**TASK TO COMPLETE**
Read the records below and copy each line that contains "unloaded".

**RECORD SET**
=-=-=
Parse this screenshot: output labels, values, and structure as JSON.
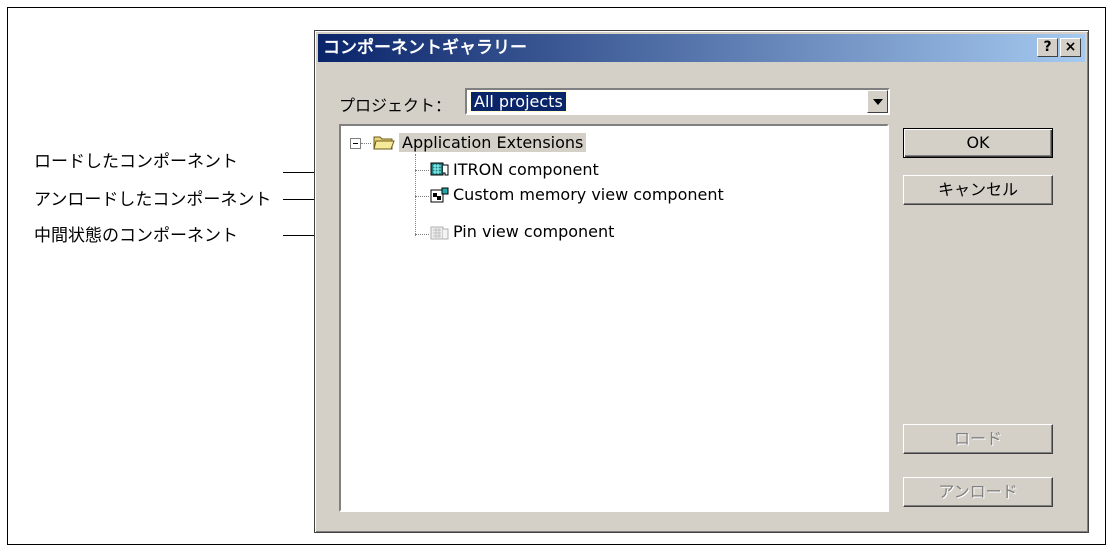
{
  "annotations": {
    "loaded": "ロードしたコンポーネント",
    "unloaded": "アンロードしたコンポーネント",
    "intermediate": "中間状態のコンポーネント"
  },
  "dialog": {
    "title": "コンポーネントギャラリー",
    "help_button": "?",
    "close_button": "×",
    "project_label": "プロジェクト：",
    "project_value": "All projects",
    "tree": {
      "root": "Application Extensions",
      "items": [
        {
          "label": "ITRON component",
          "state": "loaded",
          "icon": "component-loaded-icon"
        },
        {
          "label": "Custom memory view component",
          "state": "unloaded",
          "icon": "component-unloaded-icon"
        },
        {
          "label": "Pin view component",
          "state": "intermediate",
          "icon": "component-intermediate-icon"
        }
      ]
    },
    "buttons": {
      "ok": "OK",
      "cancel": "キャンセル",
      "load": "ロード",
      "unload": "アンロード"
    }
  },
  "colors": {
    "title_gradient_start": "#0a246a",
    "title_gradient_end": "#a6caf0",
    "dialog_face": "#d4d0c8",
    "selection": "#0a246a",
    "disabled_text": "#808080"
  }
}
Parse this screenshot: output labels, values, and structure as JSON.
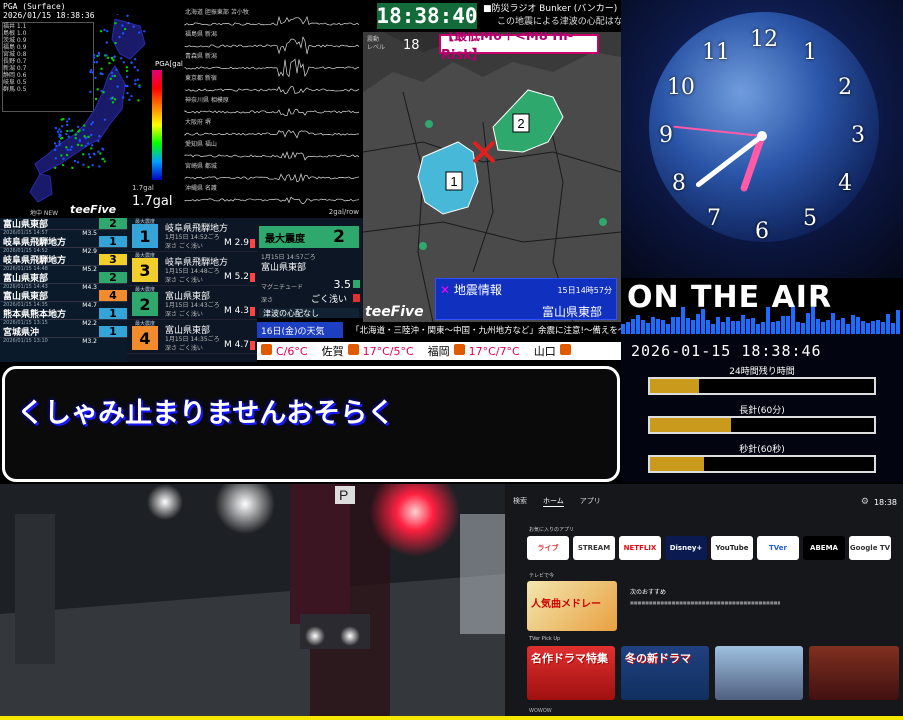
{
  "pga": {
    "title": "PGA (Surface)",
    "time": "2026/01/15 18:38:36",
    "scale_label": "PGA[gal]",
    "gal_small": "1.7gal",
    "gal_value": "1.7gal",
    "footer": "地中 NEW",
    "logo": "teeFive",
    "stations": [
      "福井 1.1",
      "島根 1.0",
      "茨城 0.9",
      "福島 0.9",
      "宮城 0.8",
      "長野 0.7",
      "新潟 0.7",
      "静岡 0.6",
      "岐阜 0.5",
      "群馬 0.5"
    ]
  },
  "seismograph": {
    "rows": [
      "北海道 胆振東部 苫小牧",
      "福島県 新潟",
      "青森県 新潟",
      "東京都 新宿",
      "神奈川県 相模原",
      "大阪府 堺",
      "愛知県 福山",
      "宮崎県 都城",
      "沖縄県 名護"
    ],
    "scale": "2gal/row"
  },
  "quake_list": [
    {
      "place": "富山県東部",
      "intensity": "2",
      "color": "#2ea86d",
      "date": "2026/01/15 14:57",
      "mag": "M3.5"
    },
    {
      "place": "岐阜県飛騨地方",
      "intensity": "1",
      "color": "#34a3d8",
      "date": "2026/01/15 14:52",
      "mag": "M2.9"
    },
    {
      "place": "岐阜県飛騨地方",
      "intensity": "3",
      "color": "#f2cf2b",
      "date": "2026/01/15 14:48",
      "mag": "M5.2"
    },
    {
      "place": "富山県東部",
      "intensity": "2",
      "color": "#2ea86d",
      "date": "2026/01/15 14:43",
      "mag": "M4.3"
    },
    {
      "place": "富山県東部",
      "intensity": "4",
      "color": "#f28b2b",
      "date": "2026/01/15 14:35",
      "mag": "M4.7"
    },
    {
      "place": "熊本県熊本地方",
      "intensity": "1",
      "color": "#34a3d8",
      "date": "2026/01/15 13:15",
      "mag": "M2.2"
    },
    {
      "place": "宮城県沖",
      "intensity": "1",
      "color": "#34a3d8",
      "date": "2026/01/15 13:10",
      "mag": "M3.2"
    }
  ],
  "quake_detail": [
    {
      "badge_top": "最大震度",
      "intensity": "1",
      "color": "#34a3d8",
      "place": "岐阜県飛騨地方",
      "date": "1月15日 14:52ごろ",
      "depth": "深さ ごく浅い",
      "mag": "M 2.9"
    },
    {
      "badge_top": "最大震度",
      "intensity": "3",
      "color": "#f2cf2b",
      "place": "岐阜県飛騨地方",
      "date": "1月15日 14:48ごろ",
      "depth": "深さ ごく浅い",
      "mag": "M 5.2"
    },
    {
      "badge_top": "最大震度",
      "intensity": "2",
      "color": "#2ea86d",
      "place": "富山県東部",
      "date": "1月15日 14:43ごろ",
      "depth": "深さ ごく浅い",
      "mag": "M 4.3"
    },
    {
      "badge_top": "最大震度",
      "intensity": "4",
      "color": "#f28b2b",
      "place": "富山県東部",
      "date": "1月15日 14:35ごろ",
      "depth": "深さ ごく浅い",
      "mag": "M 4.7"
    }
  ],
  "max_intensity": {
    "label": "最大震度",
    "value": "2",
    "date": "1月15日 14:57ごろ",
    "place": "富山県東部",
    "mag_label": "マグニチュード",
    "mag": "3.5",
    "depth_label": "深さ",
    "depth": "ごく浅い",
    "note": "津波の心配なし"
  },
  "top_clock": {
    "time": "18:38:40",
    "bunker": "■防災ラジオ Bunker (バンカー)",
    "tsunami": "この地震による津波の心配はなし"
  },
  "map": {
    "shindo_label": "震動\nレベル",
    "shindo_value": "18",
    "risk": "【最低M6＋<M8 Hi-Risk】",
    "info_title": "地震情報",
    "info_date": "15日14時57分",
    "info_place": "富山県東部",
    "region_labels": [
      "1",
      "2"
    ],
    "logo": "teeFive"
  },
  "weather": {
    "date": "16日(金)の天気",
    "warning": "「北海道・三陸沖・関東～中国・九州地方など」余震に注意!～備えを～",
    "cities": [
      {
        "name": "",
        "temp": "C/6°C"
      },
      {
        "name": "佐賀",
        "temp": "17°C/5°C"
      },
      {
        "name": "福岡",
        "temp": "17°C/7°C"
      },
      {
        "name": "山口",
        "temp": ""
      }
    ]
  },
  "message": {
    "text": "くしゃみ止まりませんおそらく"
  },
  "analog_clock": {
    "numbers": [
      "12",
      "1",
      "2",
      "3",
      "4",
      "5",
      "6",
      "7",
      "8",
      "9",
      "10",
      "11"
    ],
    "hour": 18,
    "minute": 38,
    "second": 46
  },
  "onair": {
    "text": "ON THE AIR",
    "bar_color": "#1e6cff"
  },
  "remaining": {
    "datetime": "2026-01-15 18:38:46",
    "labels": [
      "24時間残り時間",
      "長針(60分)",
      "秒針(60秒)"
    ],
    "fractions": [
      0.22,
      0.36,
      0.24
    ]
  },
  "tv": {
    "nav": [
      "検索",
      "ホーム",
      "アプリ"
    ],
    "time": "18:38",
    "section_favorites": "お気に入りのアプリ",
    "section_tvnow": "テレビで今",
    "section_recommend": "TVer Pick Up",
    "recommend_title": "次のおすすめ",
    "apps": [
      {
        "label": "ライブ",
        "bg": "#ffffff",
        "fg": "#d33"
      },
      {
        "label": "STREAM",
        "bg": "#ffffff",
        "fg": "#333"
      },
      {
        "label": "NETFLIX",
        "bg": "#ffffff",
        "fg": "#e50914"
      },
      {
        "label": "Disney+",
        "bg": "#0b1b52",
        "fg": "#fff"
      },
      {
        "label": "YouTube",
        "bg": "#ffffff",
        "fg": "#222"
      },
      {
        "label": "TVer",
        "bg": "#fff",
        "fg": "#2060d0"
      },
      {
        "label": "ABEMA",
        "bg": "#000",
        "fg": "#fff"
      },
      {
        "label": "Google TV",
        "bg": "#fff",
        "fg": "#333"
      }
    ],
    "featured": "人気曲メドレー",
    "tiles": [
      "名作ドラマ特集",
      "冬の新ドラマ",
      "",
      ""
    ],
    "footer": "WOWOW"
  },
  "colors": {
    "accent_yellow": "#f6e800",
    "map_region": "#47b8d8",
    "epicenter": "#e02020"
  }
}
=-=-=
**COMPLETE RESPONSE**
    "unloaded": "アンロードしたコンポーネント",
          "state": "unloaded",
          "icon": "component-unloaded-icon"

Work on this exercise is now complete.